→ Work to be completed: From the entries below, list each line with "Share".

- - - - -

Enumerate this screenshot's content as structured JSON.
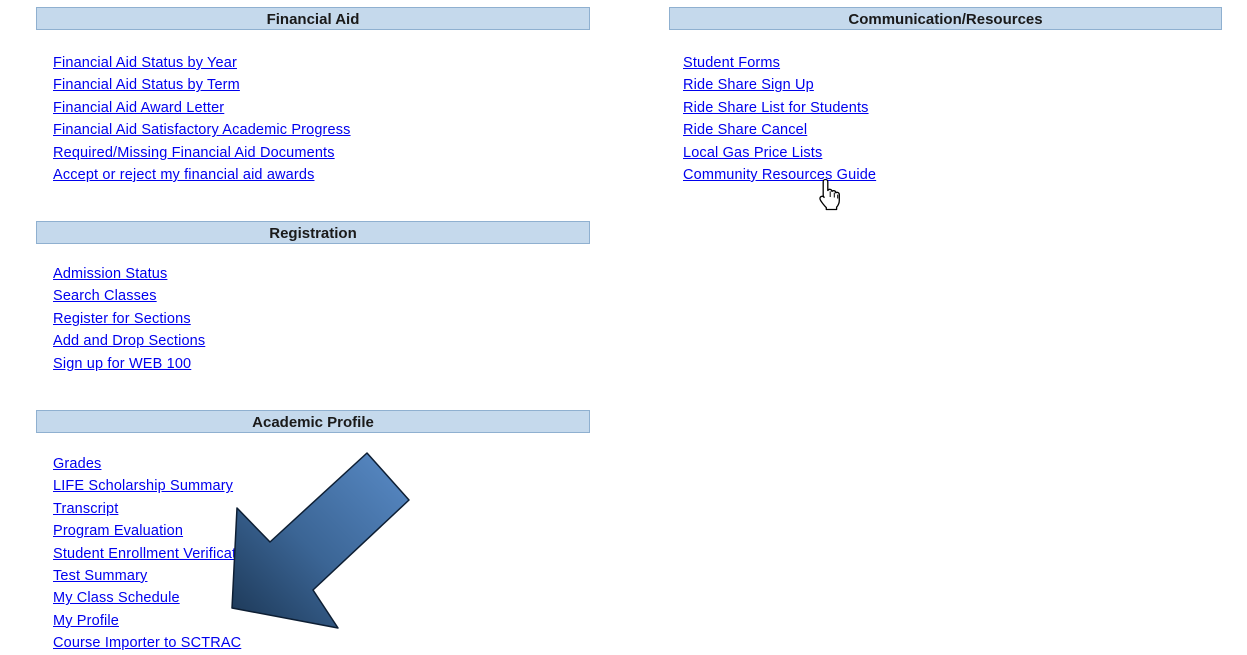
{
  "sections": {
    "financial_aid": {
      "title": "Financial Aid",
      "links": [
        "Financial Aid Status by Year",
        "Financial Aid Status by Term",
        "Financial Aid Award Letter",
        "Financial Aid Satisfactory Academic Progress",
        "Required/Missing Financial Aid Documents",
        "Accept or reject my financial aid awards"
      ]
    },
    "registration": {
      "title": "Registration",
      "links": [
        "Admission Status",
        "Search Classes",
        "Register for Sections",
        "Add and Drop Sections",
        "Sign up for WEB 100"
      ]
    },
    "academic_profile": {
      "title": "Academic Profile",
      "links": [
        "Grades",
        "LIFE Scholarship Summary",
        "Transcript",
        "Program Evaluation",
        "Student Enrollment Verification",
        "Test Summary",
        "My Class Schedule",
        "My Profile",
        "Course Importer to SCTRAC"
      ]
    },
    "communication": {
      "title": "Communication/Resources",
      "links": [
        "Student Forms",
        "Ride Share Sign Up",
        "Ride Share List for Students",
        "Ride Share Cancel",
        "Local Gas Price Lists",
        "Community Resources Guide"
      ]
    }
  },
  "colors": {
    "header_bg": "#c5d9ec",
    "header_border": "#8fb0d0",
    "link": "#0000ee",
    "arrow_light": "#5a8cc8",
    "arrow_dark": "#1b3654"
  },
  "icons": {
    "cursor": "hand-pointer-icon",
    "annotation": "arrow-annotation-icon"
  }
}
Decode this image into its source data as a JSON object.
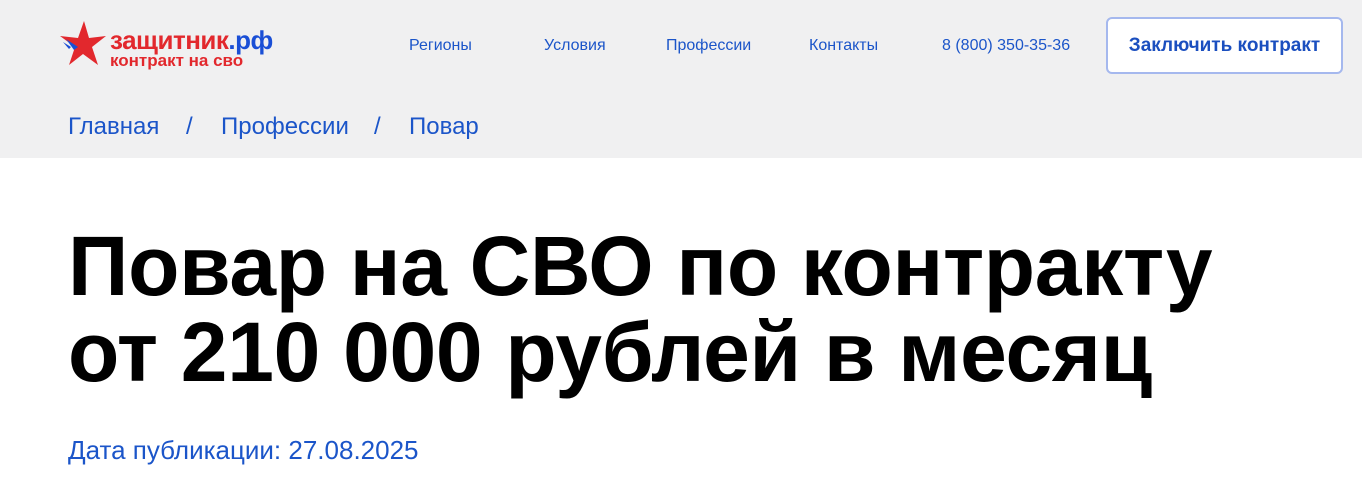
{
  "colors": {
    "accent_blue": "#1b55c9",
    "brand_red": "#e2282d",
    "topbar_bg": "#f0f0f1",
    "cta_border": "#a5b8ee"
  },
  "logo": {
    "icon": "red-star-icon",
    "name_part1": "защитник",
    "name_part2": ".рф",
    "tagline": "контракт на сво"
  },
  "nav": {
    "items": [
      {
        "label": "Регионы"
      },
      {
        "label": "Условия"
      },
      {
        "label": "Профессии"
      },
      {
        "label": "Контакты"
      }
    ],
    "phone": "8 (800) 350-35-36",
    "cta_label": "Заключить контракт"
  },
  "breadcrumb": {
    "items": [
      {
        "label": "Главная"
      },
      {
        "label": "Профессии"
      },
      {
        "label": "Повар"
      }
    ],
    "separator": "/"
  },
  "main": {
    "title_line1": "Повар на СВО по контракту",
    "title_line2": "от 210 000 рублей в месяц",
    "publication_date": "Дата публикации: 27.08.2025"
  }
}
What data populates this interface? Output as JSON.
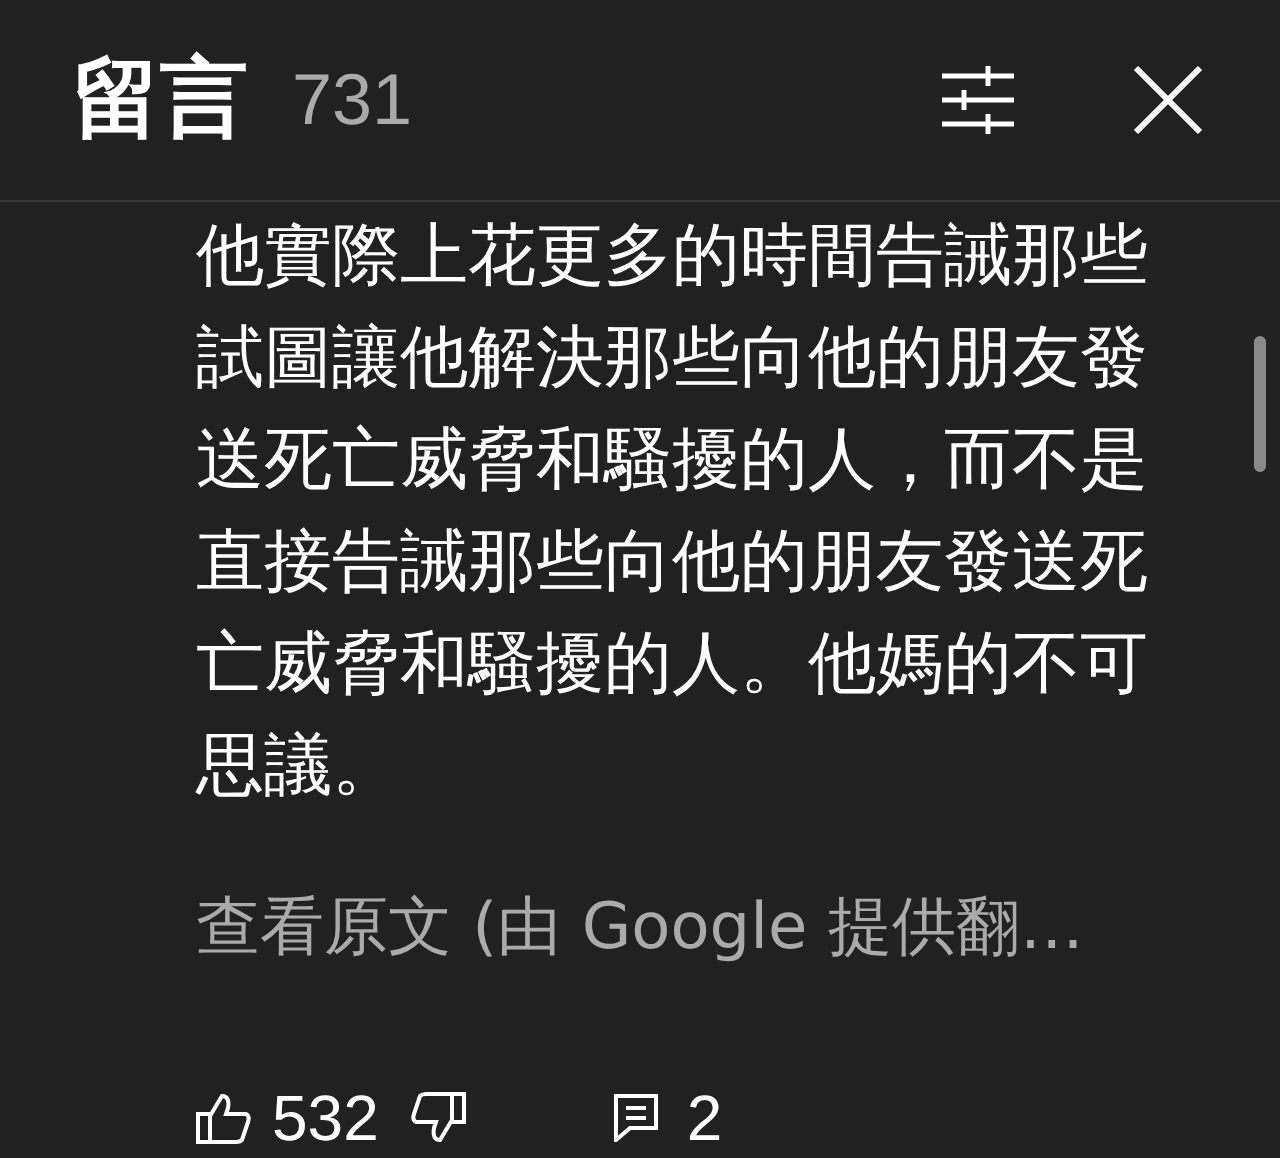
{
  "header": {
    "title": "留言",
    "count": "731"
  },
  "comment": {
    "text": "他實際上花更多的時間告誡那些試圖讓他解決那些向他的朋友發送死亡威脅和騷擾的人，而不是直接告誡那些向他的朋友發送死亡威脅和騷擾的人。他媽的不可思議。",
    "translation_link": "查看原文 (由 Google 提供翻…",
    "likes": "532",
    "replies": "2"
  }
}
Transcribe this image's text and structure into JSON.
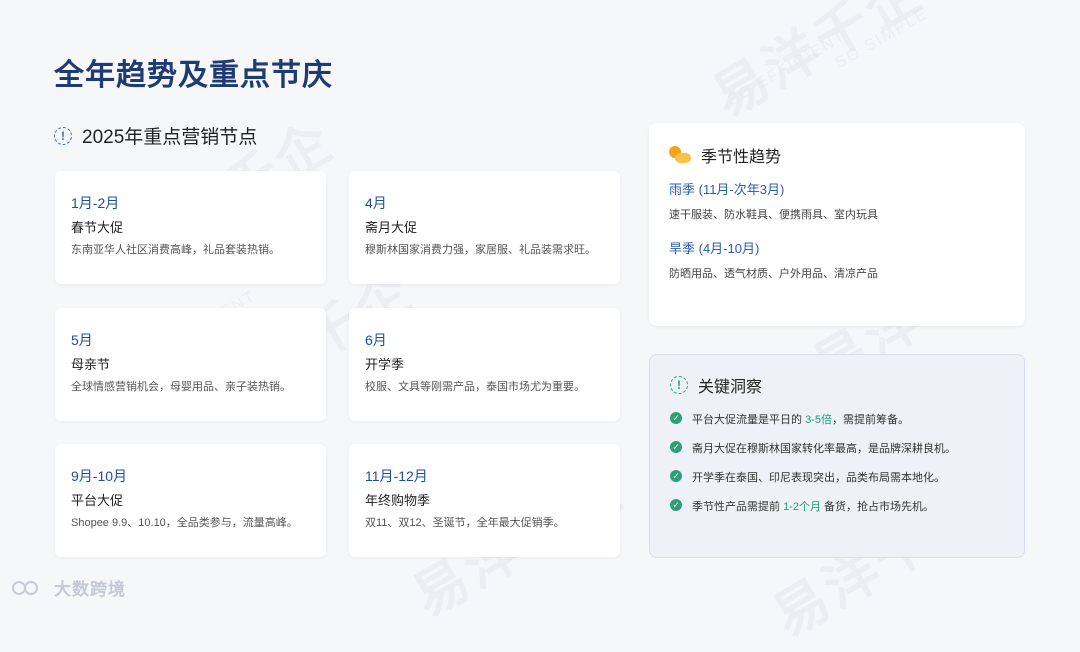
{
  "title": "全年趋势及重点节庆",
  "watermark": {
    "main": "易洋千企",
    "sub": "SO SIMPLE",
    "sub2": "SO EFFICIENT"
  },
  "section": {
    "icon": "info-circle-icon",
    "title": "2025年重点营销节点"
  },
  "events": [
    {
      "month": "1月-2月",
      "name": "春节大促",
      "desc": "东南亚华人社区消费高峰，礼品套装热销。"
    },
    {
      "month": "4月",
      "name": "斋月大促",
      "desc": "穆斯林国家消费力强，家居服、礼品装需求旺。"
    },
    {
      "month": "5月",
      "name": "母亲节",
      "desc": "全球情感营销机会，母婴用品、亲子装热销。"
    },
    {
      "month": "6月",
      "name": "开学季",
      "desc": "校服、文具等刚需产品，泰国市场尤为重要。"
    },
    {
      "month": "9月-10月",
      "name": "平台大促",
      "desc": "Shopee 9.9、10.10，全品类参与，流量高峰。"
    },
    {
      "month": "11月-12月",
      "name": "年终购物季",
      "desc": "双11、双12、圣诞节，全年最大促销季。"
    }
  ],
  "seasonal": {
    "icon": "sun-cloud-icon",
    "title": "季节性趋势",
    "items": [
      {
        "label": "雨季 (11月-次年3月)",
        "desc": "速干服装、防水鞋具、便携雨具、室内玩具"
      },
      {
        "label": "旱季 (4月-10月)",
        "desc": "防晒用品、透气材质、户外用品、清凉产品"
      }
    ]
  },
  "insights": {
    "icon": "info-circle-icon",
    "title": "关键洞察",
    "b1": {
      "pre": "平台大促流量是平日的 ",
      "hl": "3-5倍",
      "post": "，需提前筹备。"
    },
    "b2": "斋月大促在穆斯林国家转化率最高，是品牌深耕良机。",
    "b3": "开学季在泰国、印尼表现突出，品类布局需本地化。",
    "b4": {
      "pre": "季节性产品需提前 ",
      "hl": "1-2个月",
      "post": " 备货，抢占市场先机。"
    }
  },
  "footer": {
    "brand": "大数跨境"
  },
  "colors": {
    "title": "#1f3b73",
    "accent": "#1f4e9b",
    "highlight": "#1f9e74"
  }
}
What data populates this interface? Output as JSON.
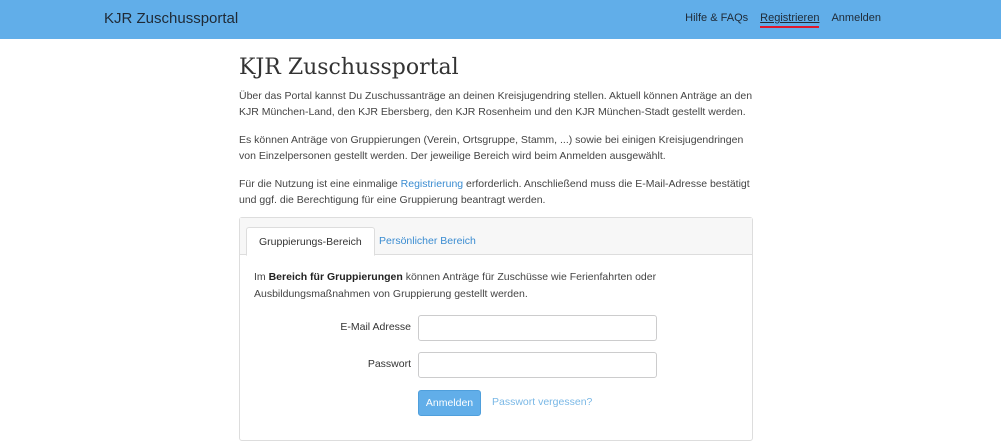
{
  "navbar": {
    "brand": "KJR Zuschussportal",
    "links": [
      {
        "label": "Hilfe & FAQs"
      },
      {
        "label": "Registrieren"
      },
      {
        "label": "Anmelden"
      }
    ]
  },
  "main": {
    "title": "KJR Zuschussportal",
    "para1": "Über das Portal kannst Du Zuschussanträge an deinen Kreisjugendring stellen. Aktuell können Anträge an den KJR München-Land, den KJR Ebersberg, den KJR Rosenheim und den KJR München-Stadt gestellt werden.",
    "para2": "Es können Anträge von Gruppierungen (Verein, Ortsgruppe, Stamm, ...) sowie bei einigen Kreisjugendringen von Einzelpersonen gestellt werden. Der jeweilige Bereich wird beim Anmelden ausgewählt.",
    "para3_before": "Für die Nutzung ist eine einmalige ",
    "para3_link": "Registrierung",
    "para3_after": " erforderlich. Anschließend muss die E-Mail-Adresse bestätigt und ggf. die Berechtigung für eine Gruppierung beantragt werden."
  },
  "card": {
    "tabs": [
      {
        "label": "Gruppierungs-Bereich"
      },
      {
        "label": "Persönlicher Bereich"
      }
    ],
    "text_before": "Im ",
    "text_bold": "Bereich für Gruppierungen",
    "text_after": " können Anträge für Zuschüsse wie Ferienfahrten oder Ausbildungsmaßnahmen von Gruppierung gestellt werden.",
    "email_label": "E-Mail Adresse",
    "email_value": "",
    "password_label": "Passwort",
    "password_value": "",
    "submit_label": "Anmelden",
    "forgot_label": "Passwort vergessen?"
  }
}
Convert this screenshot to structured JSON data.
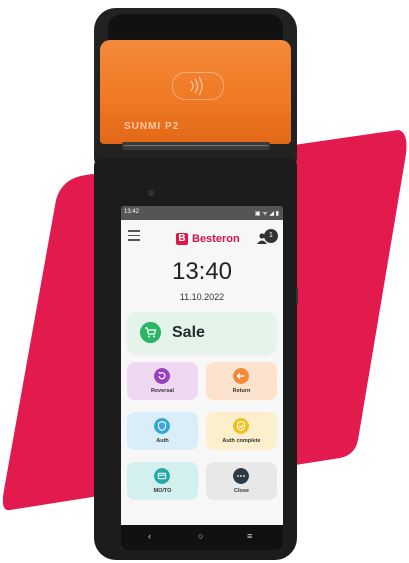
{
  "device": {
    "brand_label": "SUNMI P2",
    "brand_color": "#f07a25",
    "accent_red": "#e31a4d"
  },
  "status_bar": {
    "time": "13:42",
    "right_icons": "▣ ᯤ ◢ ▮"
  },
  "app_bar": {
    "menu_icon": "hamburger-menu-icon",
    "logo_mark": "B",
    "logo_text": "Besteron",
    "notification_count": "1"
  },
  "clock": {
    "time": "13:40",
    "date": "11.10.2022"
  },
  "sale_button": {
    "label": "Sale",
    "icon": "cart-icon",
    "color": "#2bb463"
  },
  "tiles": [
    {
      "label": "Reversal",
      "icon": "reversal-icon",
      "bg": "#efd9f2",
      "color": "#9a3fbf"
    },
    {
      "label": "Return",
      "icon": "return-arrow-icon",
      "bg": "#fde2cd",
      "color": "#f08a3a"
    },
    {
      "label": "Auth",
      "icon": "shield-icon",
      "bg": "#d9eef8",
      "color": "#35a6d8"
    },
    {
      "label": "Auth complete",
      "icon": "shield-check-icon",
      "bg": "#fcf0cc",
      "color": "#f3bf1f"
    },
    {
      "label": "MO/TO",
      "icon": "card-icon",
      "bg": "#d3f0ef",
      "color": "#26a9a6"
    },
    {
      "label": "Close",
      "icon": "more-icon",
      "bg": "#e8e8e8",
      "color": "#2b3a44"
    }
  ],
  "nav_bar": {
    "back": "‹",
    "home": "○",
    "recents": "≡"
  }
}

- - - - -

→ Task answer:
        "Ride Share Sign Up",
        "Ride Share List for Students",
        "Ride Share Cancel",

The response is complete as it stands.